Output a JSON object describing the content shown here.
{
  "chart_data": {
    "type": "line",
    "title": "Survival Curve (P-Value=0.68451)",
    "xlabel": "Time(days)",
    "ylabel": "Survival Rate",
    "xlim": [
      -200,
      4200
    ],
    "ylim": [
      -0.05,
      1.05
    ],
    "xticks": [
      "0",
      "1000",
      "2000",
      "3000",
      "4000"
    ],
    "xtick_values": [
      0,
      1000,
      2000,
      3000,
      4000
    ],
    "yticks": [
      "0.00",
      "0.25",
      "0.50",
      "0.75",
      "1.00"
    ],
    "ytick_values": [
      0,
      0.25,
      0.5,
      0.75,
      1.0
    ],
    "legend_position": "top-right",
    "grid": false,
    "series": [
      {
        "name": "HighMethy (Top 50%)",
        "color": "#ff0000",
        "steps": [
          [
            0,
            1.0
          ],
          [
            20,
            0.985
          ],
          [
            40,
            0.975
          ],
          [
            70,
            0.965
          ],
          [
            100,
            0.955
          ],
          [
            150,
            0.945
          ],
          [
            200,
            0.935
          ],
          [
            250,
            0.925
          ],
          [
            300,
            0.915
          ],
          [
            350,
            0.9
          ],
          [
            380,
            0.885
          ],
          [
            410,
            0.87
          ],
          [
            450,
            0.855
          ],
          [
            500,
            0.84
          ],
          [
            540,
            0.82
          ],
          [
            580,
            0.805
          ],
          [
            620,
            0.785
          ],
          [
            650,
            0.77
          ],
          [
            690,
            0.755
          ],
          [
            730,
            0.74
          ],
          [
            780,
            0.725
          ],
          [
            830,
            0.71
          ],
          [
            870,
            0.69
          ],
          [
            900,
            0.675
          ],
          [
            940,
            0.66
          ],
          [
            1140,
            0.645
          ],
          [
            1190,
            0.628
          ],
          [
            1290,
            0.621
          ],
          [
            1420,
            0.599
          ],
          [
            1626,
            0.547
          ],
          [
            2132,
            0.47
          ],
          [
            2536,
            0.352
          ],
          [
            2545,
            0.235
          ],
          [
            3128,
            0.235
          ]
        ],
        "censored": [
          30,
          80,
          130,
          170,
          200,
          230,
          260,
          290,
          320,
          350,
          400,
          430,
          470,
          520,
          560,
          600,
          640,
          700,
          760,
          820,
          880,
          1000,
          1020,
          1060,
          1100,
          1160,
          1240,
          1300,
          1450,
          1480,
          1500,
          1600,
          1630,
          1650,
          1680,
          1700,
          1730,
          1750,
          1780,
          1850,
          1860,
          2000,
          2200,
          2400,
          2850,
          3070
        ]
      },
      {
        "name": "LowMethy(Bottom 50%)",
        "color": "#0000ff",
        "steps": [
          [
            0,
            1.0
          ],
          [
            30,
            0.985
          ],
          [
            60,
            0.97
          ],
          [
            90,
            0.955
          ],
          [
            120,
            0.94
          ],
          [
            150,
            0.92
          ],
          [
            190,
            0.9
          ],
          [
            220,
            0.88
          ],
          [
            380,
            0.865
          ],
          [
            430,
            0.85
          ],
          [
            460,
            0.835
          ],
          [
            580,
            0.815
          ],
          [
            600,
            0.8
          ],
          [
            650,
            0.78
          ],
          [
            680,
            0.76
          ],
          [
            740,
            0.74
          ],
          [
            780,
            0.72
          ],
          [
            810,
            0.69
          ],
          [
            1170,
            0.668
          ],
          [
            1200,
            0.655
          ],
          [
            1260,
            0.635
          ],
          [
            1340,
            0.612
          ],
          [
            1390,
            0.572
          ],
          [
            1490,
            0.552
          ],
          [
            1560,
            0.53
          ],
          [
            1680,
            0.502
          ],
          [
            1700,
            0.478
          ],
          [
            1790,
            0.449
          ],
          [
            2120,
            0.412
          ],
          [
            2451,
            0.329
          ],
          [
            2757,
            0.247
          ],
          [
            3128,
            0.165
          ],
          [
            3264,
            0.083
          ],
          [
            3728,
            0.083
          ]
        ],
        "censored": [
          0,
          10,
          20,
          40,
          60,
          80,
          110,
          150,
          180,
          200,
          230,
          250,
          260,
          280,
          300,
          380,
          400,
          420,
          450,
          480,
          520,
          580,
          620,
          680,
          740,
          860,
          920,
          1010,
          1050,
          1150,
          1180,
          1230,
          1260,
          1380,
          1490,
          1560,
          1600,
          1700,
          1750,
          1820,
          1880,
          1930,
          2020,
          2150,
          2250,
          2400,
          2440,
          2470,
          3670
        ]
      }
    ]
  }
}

◆ EXERCISE AIM ◆
Tally the lines of the listing above that include the word "name". Answer with the number alone.

◆ WRITTEN SOLUTION ◆
2